> _What you are asked to do_: Return every entry exactly.

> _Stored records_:
__________
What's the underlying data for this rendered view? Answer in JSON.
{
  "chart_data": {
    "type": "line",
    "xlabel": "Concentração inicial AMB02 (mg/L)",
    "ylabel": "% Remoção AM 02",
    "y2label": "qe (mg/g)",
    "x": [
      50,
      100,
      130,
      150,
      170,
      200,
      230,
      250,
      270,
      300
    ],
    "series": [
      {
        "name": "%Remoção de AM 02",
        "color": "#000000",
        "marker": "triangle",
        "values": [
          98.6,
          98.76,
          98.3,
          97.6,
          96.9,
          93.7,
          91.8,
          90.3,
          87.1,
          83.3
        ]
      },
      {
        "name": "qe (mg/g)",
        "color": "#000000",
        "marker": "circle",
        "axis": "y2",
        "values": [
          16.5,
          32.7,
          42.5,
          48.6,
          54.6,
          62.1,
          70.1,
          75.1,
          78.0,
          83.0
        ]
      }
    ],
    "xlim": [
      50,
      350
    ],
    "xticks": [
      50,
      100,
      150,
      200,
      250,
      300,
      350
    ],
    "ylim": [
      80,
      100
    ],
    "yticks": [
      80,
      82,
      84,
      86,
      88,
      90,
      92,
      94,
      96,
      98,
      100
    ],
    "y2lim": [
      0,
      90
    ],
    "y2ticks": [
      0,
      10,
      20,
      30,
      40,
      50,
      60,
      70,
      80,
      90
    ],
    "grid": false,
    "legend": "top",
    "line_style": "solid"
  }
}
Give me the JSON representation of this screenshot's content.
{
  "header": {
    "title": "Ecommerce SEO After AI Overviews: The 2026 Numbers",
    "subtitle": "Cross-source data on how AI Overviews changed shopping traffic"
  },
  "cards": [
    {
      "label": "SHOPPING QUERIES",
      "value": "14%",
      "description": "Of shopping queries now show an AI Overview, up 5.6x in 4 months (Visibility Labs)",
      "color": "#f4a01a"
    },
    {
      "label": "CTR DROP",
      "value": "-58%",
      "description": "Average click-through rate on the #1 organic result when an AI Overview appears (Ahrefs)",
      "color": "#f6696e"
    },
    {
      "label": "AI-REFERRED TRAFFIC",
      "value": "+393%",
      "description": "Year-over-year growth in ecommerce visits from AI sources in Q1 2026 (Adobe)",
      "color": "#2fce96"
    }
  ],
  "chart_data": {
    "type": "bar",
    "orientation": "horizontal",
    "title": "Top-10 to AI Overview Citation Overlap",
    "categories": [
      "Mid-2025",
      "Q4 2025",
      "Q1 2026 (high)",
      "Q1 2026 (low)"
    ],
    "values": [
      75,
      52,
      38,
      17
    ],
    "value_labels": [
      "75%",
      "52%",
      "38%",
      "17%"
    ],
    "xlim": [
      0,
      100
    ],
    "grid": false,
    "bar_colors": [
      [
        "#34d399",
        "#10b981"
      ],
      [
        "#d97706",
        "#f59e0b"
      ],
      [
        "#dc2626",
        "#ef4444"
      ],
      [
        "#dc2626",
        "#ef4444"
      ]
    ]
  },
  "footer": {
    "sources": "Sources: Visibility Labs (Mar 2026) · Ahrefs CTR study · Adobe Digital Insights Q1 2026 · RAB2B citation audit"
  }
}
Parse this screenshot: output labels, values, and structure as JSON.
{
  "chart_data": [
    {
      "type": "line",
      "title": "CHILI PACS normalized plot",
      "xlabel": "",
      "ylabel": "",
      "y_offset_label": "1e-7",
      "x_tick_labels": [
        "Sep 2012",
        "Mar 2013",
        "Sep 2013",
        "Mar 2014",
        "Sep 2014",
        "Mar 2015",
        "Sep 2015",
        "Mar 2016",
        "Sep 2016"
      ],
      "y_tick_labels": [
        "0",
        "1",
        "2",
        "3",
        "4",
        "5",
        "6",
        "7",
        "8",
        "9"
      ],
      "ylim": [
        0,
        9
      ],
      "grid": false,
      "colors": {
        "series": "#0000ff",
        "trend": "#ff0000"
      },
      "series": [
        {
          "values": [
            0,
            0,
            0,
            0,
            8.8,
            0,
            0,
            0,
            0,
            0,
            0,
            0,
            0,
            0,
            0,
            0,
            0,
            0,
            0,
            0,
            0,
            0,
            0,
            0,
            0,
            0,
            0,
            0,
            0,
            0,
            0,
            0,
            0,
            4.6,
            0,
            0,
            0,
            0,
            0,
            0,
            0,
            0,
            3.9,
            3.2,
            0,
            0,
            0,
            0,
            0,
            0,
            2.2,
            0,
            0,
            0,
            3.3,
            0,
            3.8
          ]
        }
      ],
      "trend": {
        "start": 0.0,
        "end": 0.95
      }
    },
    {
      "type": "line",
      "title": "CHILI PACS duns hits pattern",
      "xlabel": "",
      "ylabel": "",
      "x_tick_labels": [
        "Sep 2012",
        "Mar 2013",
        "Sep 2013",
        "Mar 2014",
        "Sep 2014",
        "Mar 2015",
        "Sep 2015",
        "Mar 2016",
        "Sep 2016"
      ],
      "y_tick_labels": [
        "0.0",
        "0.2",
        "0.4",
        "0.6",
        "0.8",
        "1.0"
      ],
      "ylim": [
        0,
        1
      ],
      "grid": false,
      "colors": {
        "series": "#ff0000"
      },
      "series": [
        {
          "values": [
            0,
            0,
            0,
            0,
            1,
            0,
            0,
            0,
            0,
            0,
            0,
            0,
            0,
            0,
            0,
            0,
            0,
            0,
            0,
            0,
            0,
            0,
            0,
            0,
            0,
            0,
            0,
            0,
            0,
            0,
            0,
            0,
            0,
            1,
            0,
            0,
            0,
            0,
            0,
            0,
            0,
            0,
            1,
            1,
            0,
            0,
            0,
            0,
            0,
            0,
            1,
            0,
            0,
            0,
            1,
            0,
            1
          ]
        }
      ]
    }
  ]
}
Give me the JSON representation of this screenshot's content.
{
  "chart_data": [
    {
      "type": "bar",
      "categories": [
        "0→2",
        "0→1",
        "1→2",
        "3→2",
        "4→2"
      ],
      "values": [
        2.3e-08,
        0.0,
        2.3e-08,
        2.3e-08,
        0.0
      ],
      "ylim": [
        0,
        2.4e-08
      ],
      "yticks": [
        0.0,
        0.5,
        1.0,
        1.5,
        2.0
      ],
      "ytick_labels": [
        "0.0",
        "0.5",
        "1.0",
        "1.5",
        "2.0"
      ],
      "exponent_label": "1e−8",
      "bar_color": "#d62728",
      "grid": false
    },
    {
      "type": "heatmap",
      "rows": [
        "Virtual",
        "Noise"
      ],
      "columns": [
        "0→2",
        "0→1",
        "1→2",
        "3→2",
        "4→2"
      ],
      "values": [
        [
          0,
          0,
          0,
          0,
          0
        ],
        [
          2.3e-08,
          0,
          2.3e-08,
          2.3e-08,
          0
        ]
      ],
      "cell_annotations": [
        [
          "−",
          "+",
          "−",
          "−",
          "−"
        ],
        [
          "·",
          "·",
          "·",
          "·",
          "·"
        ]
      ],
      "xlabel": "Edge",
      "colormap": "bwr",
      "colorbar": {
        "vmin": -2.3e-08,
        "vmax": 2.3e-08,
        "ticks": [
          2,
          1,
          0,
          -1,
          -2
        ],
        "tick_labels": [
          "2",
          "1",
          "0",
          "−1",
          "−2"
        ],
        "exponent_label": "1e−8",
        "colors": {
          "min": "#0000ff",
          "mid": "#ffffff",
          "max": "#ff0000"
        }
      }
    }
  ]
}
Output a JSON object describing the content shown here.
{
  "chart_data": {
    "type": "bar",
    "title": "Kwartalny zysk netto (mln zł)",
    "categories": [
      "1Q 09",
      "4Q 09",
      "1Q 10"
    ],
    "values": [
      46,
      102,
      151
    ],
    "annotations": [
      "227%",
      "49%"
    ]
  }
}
__________
> _Full solution_:
What's the underlying data for this rendered view? Answer in JSON.
{
  "chart_data": {
    "type": "line",
    "xlabel": "Concentração inicial AMB02 (mg/L)",
    "ylabel": "% Remoção AM 02",
    "y2label": "qe (mg/g)",
    "x": [
      50,
      100,
      130,
      150,
      170,
      200,
      230,
      250,
      270,
      300
    ],
    "series": [
      {
        "name": "%Remoção de AM 02",
        "color": "#000000",
        "marker": "triangle",
        "values": [
          98.6,
          98.76,
          98.3,
          97.6,
          96.9,
          93.7,
          91.8,
          90.3,
          87.1,
          83.3
        ]
      },
      {
        "name": "qe (mg/g)",
        "color": "#000000",
        "marker": "circle",
        "axis": "y2",
        "values": [
          16.5,
          32.7,
          42.5,
          48.6,
          54.6,
          62.1,
          70.1,
          75.1,
          78.0,
          83.0
        ]
      }
    ],
    "xlim": [
      50,
      350
    ],
    "xticks": [
      50,
      100,
      150,
      200,
      250,
      300,
      350
    ],
    "ylim": [
      80,
      100
    ],
    "yticks": [
      80,
      82,
      84,
      86,
      88,
      90,
      92,
      94,
      96,
      98,
      100
    ],
    "y2lim": [
      0,
      90
    ],
    "y2ticks": [
      0,
      10,
      20,
      30,
      40,
      50,
      60,
      70,
      80,
      90
    ],
    "grid": false,
    "legend": "top",
    "line_style": "solid"
  }
}
Give me the JSON representation of this screenshot's content.
{
  "header": {
    "title": "Ecommerce SEO After AI Overviews: The 2026 Numbers",
    "subtitle": "Cross-source data on how AI Overviews changed shopping traffic"
  },
  "cards": [
    {
      "label": "SHOPPING QUERIES",
      "value": "14%",
      "description": "Of shopping queries now show an AI Overview, up 5.6x in 4 months (Visibility Labs)",
      "color": "#f4a01a"
    },
    {
      "label": "CTR DROP",
      "value": "-58%",
      "description": "Average click-through rate on the #1 organic result when an AI Overview appears (Ahrefs)",
      "color": "#f6696e"
    },
    {
      "label": "AI-REFERRED TRAFFIC",
      "value": "+393%",
      "description": "Year-over-year growth in ecommerce visits from AI sources in Q1 2026 (Adobe)",
      "color": "#2fce96"
    }
  ],
  "chart_data": {
    "type": "bar",
    "orientation": "horizontal",
    "title": "Top-10 to AI Overview Citation Overlap",
    "categories": [
      "Mid-2025",
      "Q4 2025",
      "Q1 2026 (high)",
      "Q1 2026 (low)"
    ],
    "values": [
      75,
      52,
      38,
      17
    ],
    "value_labels": [
      "75%",
      "52%",
      "38%",
      "17%"
    ],
    "xlim": [
      0,
      100
    ],
    "grid": false,
    "bar_colors": [
      [
        "#34d399",
        "#10b981"
      ],
      [
        "#d97706",
        "#f59e0b"
      ],
      [
        "#dc2626",
        "#ef4444"
      ],
      [
        "#dc2626",
        "#ef4444"
      ]
    ]
  },
  "footer": {
    "sources": "Sources: Visibility Labs (Mar 2026) · Ahrefs CTR study · Adobe Digital Insights Q1 2026 · RAB2B citation audit"
  }
}
Parse this screenshot: output labels, values, and structure as JSON.
{
  "chart_data": [
    {
      "type": "line",
      "title": "CHILI PACS normalized plot",
      "xlabel": "",
      "ylabel": "",
      "y_offset_label": "1e-7",
      "x_tick_labels": [
        "Sep 2012",
        "Mar 2013",
        "Sep 2013",
        "Mar 2014",
        "Sep 2014",
        "Mar 2015",
        "Sep 2015",
        "Mar 2016",
        "Sep 2016"
      ],
      "y_tick_labels": [
        "0",
        "1",
        "2",
        "3",
        "4",
        "5",
        "6",
        "7",
        "8",
        "9"
      ],
      "ylim": [
        0,
        9
      ],
      "grid": false,
      "colors": {
        "series": "#0000ff",
        "trend": "#ff0000"
      },
      "series": [
        {
          "values": [
            0,
            0,
            0,
            0,
            8.8,
            0,
            0,
            0,
            0,
            0,
            0,
            0,
            0,
            0,
            0,
            0,
            0,
            0,
            0,
            0,
            0,
            0,
            0,
            0,
            0,
            0,
            0,
            0,
            0,
            0,
            0,
            0,
            0,
            4.6,
            0,
            0,
            0,
            0,
            0,
            0,
            0,
            0,
            3.9,
            3.2,
            0,
            0,
            0,
            0,
            0,
            0,
            2.2,
            0,
            0,
            0,
            3.3,
            0,
            3.8
          ]
        }
      ],
      "trend": {
        "start": 0.0,
        "end": 0.95
      }
    },
    {
      "type": "line",
      "title": "CHILI PACS duns hits pattern",
      "xlabel": "",
      "ylabel": "",
      "x_tick_labels": [
        "Sep 2012",
        "Mar 2013",
        "Sep 2013",
        "Mar 2014",
        "Sep 2014",
        "Mar 2015",
        "Sep 2015",
        "Mar 2016",
        "Sep 2016"
      ],
      "y_tick_labels": [
        "0.0",
        "0.2",
        "0.4",
        "0.6",
        "0.8",
        "1.0"
      ],
      "ylim": [
        0,
        1
      ],
      "grid": false,
      "colors": {
        "series": "#ff0000"
      },
      "series": [
        {
          "values": [
            0,
            0,
            0,
            0,
            1,
            0,
            0,
            0,
            0,
            0,
            0,
            0,
            0,
            0,
            0,
            0,
            0,
            0,
            0,
            0,
            0,
            0,
            0,
            0,
            0,
            0,
            0,
            0,
            0,
            0,
            0,
            0,
            0,
            1,
            0,
            0,
            0,
            0,
            0,
            0,
            0,
            0,
            1,
            1,
            0,
            0,
            0,
            0,
            0,
            0,
            1,
            0,
            0,
            0,
            1,
            0,
            1
          ]
        }
      ]
    }
  ]
}
Give me the JSON representation of this screenshot's content.
{
  "chart_data": [
    {
      "type": "bar",
      "categories": [
        "0→2",
        "0→1",
        "1→2",
        "3→2",
        "4→2"
      ],
      "values": [
        2.3e-08,
        0.0,
        2.3e-08,
        2.3e-08,
        0.0
      ],
      "ylim": [
        0,
        2.4e-08
      ],
      "yticks": [
        0.0,
        0.5,
        1.0,
        1.5,
        2.0
      ],
      "ytick_labels": [
        "0.0",
        "0.5",
        "1.0",
        "1.5",
        "2.0"
      ],
      "exponent_label": "1e−8",
      "bar_color": "#d62728",
      "grid": false
    },
    {
      "type": "heatmap",
      "rows": [
        "Virtual",
        "Noise"
      ],
      "columns": [
        "0→2",
        "0→1",
        "1→2",
        "3→2",
        "4→2"
      ],
      "values": [
        [
          0,
          0,
          0,
          0,
          0
        ],
        [
          2.3e-08,
          0,
          2.3e-08,
          2.3e-08,
          0
        ]
      ],
      "cell_annotations": [
        [
          "−",
          "+",
          "−",
          "−",
          "−"
        ],
        [
          "·",
          "·",
          "·",
          "·",
          "·"
        ]
      ],
      "xlabel": "Edge",
      "colormap": "bwr",
      "colorbar": {
        "vmin": -2.3e-08,
        "vmax": 2.3e-08,
        "ticks": [
          2,
          1,
          0,
          -1,
          -2
        ],
        "tick_labels": [
          "2",
          "1",
          "0",
          "−1",
          "−2"
        ],
        "exponent_label": "1e−8",
        "colors": {
          "min": "#0000ff",
          "mid": "#ffffff",
          "max": "#ff0000"
        }
      }
    }
  ]
}
Output a JSON object describing the content shown here.
{
  "chart_data": {
    "type": "bar",
    "title": "Kwartalny zysk netto (mln zł)",
    "categories": [
      "1Q 09",
      "4Q 09",
      "1Q 10"
    ],
    "values": [
      46,
      102,
      151
    ],
    "annotations": [
      "227%",
      "49%"
    ]
  }
}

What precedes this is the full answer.